** start STORED ROWS **

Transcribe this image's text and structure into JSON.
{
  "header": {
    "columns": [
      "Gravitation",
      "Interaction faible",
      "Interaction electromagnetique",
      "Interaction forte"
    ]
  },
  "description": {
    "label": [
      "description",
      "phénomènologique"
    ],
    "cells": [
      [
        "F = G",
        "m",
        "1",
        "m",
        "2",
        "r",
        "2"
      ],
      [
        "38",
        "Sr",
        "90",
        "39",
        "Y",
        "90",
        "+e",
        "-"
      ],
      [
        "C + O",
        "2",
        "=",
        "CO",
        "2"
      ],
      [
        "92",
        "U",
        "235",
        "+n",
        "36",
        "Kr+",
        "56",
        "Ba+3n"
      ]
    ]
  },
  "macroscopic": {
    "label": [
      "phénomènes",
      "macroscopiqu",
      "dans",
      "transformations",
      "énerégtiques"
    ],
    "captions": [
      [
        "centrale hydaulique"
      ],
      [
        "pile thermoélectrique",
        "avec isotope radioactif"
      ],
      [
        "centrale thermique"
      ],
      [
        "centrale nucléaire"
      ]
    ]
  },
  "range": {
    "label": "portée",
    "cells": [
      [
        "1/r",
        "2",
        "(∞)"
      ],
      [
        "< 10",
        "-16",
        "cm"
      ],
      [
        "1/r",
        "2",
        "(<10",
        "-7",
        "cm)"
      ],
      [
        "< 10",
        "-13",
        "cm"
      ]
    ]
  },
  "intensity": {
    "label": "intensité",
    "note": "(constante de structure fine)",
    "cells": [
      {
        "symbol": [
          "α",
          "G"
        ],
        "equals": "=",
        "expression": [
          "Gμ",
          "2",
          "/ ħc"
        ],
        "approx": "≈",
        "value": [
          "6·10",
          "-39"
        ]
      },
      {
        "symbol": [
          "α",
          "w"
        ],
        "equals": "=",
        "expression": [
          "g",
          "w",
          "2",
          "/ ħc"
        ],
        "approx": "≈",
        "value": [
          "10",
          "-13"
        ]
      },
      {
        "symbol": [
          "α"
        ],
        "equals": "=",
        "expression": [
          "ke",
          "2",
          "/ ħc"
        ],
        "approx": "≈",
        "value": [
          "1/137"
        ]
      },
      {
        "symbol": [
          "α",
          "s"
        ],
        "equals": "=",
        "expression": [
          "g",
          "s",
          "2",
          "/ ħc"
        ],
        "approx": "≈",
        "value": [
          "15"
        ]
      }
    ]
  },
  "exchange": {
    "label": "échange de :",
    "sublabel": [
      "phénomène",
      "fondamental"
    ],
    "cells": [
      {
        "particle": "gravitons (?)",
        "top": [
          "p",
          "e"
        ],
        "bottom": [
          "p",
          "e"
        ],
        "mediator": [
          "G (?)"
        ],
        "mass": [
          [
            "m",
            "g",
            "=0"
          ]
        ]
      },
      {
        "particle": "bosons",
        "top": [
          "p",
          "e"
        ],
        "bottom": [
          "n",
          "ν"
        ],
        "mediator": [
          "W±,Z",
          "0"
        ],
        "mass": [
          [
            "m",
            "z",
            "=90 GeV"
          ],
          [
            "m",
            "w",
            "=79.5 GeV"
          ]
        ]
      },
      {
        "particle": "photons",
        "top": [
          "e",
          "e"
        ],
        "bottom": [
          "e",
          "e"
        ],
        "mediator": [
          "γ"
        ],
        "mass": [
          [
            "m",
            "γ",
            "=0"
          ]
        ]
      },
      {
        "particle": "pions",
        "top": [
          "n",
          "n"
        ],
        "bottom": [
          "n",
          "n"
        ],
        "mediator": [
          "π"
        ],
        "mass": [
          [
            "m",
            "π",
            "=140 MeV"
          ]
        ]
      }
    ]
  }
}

** end STORED ROWS **

*WRITTEN INSTRUCTION*:
Copy each line of the records containing the string "particle".

*SOLUTION*:
        "particle": "gravitons (?)",
        "particle": "bosons",
        "particle": "photons",
        "particle": "pions",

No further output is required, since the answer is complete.